Data excerpts
++++++
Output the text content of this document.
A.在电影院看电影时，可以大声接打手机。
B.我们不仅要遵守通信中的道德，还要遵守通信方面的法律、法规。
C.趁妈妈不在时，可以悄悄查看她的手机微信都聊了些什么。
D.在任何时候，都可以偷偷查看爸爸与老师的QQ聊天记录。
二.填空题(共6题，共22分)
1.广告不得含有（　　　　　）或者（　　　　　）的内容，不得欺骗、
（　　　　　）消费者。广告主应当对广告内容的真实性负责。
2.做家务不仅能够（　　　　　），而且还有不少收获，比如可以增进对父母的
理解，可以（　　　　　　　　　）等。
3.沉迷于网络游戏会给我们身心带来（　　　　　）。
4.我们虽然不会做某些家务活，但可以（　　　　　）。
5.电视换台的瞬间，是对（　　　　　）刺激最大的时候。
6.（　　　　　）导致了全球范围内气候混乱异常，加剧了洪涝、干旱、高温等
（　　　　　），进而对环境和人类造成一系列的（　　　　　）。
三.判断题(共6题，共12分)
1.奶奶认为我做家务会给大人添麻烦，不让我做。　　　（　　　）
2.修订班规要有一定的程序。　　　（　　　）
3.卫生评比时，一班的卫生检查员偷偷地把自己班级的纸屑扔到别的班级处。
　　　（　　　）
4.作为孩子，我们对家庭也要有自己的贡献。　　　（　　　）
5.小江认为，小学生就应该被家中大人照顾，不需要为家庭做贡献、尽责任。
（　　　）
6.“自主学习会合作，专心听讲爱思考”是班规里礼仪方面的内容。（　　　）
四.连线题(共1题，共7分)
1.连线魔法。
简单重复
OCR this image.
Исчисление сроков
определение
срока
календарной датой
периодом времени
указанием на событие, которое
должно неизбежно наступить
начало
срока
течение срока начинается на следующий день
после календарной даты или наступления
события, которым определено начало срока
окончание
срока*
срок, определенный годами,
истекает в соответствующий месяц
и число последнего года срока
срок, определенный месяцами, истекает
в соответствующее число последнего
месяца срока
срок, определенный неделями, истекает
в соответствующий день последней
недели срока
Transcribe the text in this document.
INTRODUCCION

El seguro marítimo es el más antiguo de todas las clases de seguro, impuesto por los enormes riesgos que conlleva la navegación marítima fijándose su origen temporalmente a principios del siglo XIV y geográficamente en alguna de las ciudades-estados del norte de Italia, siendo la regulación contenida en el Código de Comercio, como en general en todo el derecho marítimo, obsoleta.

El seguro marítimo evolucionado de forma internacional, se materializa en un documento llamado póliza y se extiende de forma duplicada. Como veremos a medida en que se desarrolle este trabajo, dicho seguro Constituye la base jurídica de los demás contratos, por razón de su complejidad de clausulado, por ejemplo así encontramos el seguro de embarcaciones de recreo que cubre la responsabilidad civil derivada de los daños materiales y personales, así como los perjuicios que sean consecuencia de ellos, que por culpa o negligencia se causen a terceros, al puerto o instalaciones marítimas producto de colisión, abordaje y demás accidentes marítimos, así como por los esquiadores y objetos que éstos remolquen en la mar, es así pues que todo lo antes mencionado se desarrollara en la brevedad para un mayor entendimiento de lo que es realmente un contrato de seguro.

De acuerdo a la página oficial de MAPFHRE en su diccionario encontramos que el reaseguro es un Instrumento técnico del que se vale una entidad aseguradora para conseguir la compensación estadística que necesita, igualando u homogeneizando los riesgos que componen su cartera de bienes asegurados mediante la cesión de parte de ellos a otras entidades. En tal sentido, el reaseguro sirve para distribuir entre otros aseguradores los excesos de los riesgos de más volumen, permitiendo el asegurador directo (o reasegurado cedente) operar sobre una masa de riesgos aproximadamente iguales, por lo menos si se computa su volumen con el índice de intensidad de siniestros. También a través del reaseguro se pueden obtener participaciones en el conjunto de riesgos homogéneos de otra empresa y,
++++++
## TASK BRIEF
Repeat the entries exactly, all of them.

## EXERCISE ANSWER
Output the text content of this document.
A.在电影院看电影时，可以大声接打手机。
B.我们不仅要遵守通信中的道德，还要遵守通信方面的法律、法规。
C.趁妈妈不在时，可以悄悄查看她的手机微信都聊了些什么。
D.在任何时候，都可以偷偷查看爸爸与老师的QQ聊天记录。
二.填空题(共6题，共22分)
1.广告不得含有（　　　　　）或者（　　　　　）的内容，不得欺骗、
（　　　　　）消费者。广告主应当对广告内容的真实性负责。
2.做家务不仅能够（　　　　　），而且还有不少收获，比如可以增进对父母的
理解，可以（　　　　　　　　　）等。
3.沉迷于网络游戏会给我们身心带来（　　　　　）。
4.我们虽然不会做某些家务活，但可以（　　　　　）。
5.电视换台的瞬间，是对（　　　　　）刺激最大的时候。
6.（　　　　　）导致了全球范围内气候混乱异常，加剧了洪涝、干旱、高温等
（　　　　　），进而对环境和人类造成一系列的（　　　　　）。
三.判断题(共6题，共12分)
1.奶奶认为我做家务会给大人添麻烦，不让我做。　　　（　　　）
2.修订班规要有一定的程序。　　　（　　　）
3.卫生评比时，一班的卫生检查员偷偷地把自己班级的纸屑扔到别的班级处。
　　　（　　　）
4.作为孩子，我们对家庭也要有自己的贡献。　　　（　　　）
5.小江认为，小学生就应该被家中大人照顾，不需要为家庭做贡献、尽责任。
（　　　）
6.“自主学习会合作，专心听讲爱思考”是班规里礼仪方面的内容。（　　　）
四.连线题(共1题，共7分)
1.连线魔法。
简单重复
OCR this image.
Исчисление сроков
определение
срока
календарной датой
периодом времени
указанием на событие, которое
должно неизбежно наступить
начало
срока
течение срока начинается на следующий день
после календарной даты или наступления
события, которым определено начало срока
окончание
срока*
срок, определенный годами,
истекает в соответствующий месяц
и число последнего года срока
срок, определенный месяцами, истекает
в соответствующее число последнего
месяца срока
срок, определенный неделями, истекает
в соответствующий день последней
недели срока
Transcribe the text in this document.
INTRODUCCION

El seguro marítimo es el más antiguo de todas las clases de seguro, impuesto por los enormes riesgos que conlleva la navegación marítima fijándose su origen temporalmente a principios del siglo XIV y geográficamente en alguna de las ciudades-estados del norte de Italia, siendo la regulación contenida en el Código de Comercio, como en general en todo el derecho marítimo, obsoleta.

El seguro marítimo evolucionado de forma internacional, se materializa en un documento llamado póliza y se extiende de forma duplicada. Como veremos a medida en que se desarrolle este trabajo, dicho seguro Constituye la base jurídica de los demás contratos, por razón de su complejidad de clausulado, por ejemplo así encontramos el seguro de embarcaciones de recreo que cubre la responsabilidad civil derivada de los daños materiales y personales, así como los perjuicios que sean consecuencia de ellos, que por culpa o negligencia se causen a terceros, al puerto o instalaciones marítimas producto de colisión, abordaje y demás accidentes marítimos, así como por los esquiadores y objetos que éstos remolquen en la mar, es así pues que todo lo antes mencionado se desarrollara en la brevedad para un mayor entendimiento de lo que es realmente un contrato de seguro.

De acuerdo a la página oficial de MAPFHRE en su diccionario encontramos que el reaseguro es un Instrumento técnico del que se vale una entidad aseguradora para conseguir la compensación estadística que necesita, igualando u homogeneizando los riesgos que componen su cartera de bienes asegurados mediante la cesión de parte de ellos a otras entidades. En tal sentido, el reaseguro sirve para distribuir entre otros aseguradores los excesos de los riesgos de más volumen, permitiendo el asegurador directo (o reasegurado cedente) operar sobre una masa de riesgos aproximadamente iguales, por lo menos si se computa su volumen con el índice de intensidad de siniestros. También a través del reaseguro se pueden obtener participaciones en el conjunto de riesgos homogéneos de otra empresa y,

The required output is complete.